## SUPPLIED RECORDS
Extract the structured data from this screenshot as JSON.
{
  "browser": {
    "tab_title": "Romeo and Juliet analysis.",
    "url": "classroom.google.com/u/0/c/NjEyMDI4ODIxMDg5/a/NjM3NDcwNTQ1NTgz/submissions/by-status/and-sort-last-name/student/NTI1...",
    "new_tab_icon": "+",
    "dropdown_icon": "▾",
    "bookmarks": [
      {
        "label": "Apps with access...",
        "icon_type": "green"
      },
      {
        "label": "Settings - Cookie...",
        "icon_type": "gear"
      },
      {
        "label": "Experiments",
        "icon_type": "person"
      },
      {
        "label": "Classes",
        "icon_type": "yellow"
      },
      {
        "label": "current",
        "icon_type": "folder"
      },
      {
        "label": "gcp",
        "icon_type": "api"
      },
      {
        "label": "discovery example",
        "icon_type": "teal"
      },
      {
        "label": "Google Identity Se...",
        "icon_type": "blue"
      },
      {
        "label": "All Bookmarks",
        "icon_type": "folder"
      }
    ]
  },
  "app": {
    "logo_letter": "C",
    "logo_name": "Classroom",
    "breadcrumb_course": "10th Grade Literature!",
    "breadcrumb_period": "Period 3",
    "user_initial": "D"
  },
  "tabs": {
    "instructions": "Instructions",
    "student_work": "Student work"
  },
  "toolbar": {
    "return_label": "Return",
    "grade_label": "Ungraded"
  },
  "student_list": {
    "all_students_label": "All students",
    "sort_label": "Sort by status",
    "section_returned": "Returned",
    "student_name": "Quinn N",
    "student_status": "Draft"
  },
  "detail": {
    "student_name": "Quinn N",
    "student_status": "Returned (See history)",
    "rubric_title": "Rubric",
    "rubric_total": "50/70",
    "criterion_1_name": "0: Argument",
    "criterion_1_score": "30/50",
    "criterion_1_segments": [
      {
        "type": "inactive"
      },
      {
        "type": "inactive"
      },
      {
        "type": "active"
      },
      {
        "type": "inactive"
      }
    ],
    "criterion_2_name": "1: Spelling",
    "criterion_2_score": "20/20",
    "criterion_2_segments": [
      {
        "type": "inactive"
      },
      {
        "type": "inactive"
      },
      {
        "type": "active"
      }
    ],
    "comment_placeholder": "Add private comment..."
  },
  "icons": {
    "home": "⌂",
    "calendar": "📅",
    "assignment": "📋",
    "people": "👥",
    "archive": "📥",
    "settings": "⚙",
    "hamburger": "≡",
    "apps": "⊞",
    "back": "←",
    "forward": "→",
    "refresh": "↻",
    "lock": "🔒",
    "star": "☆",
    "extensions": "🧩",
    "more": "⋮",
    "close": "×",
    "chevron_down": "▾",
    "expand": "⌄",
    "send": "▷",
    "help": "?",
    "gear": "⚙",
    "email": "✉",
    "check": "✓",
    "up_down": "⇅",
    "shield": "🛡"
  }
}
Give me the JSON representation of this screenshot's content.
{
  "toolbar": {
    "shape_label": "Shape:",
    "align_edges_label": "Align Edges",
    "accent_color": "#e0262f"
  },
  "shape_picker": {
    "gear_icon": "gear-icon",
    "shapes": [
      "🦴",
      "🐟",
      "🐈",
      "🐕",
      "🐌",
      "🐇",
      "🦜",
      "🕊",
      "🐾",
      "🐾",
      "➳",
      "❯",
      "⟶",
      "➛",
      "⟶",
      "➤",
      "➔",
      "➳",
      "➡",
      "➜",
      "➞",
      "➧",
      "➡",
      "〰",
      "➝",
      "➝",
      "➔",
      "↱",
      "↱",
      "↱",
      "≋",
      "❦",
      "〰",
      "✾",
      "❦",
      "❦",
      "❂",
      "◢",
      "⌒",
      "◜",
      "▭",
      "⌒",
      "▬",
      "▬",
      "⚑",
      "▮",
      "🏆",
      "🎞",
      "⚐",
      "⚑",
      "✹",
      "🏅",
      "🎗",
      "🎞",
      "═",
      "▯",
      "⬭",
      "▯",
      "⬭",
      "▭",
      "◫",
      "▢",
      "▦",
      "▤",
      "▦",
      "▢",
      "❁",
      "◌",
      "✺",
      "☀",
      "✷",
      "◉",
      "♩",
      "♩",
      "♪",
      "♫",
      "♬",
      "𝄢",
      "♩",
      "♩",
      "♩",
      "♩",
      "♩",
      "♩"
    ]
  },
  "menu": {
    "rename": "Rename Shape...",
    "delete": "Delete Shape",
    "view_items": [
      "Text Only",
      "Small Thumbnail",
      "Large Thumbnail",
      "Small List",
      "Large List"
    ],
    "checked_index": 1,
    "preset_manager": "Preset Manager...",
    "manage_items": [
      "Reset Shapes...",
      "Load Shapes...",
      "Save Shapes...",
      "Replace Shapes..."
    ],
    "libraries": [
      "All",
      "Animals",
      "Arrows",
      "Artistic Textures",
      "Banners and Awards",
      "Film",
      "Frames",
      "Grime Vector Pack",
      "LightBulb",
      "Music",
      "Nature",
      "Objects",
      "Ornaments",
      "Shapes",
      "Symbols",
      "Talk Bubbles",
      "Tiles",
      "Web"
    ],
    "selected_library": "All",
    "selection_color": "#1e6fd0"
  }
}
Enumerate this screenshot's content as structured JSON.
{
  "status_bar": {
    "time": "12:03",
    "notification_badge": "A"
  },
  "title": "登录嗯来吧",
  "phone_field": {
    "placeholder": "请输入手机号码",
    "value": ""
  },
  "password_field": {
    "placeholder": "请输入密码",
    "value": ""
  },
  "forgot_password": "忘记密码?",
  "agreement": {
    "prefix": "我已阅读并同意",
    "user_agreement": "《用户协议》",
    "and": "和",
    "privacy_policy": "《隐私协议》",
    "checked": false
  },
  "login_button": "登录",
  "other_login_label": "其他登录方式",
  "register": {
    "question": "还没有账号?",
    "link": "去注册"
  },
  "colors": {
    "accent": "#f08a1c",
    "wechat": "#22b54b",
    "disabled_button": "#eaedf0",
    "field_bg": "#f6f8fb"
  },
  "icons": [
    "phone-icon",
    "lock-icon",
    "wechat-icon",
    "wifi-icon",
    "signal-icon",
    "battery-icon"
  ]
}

## OBJECTIVE
From the entries above, copy every line where the word "structured" shows up.

## TASK SOLUTION
Extract the structured data from this screenshot as JSON.
Enumerate this screenshot's content as structured JSON.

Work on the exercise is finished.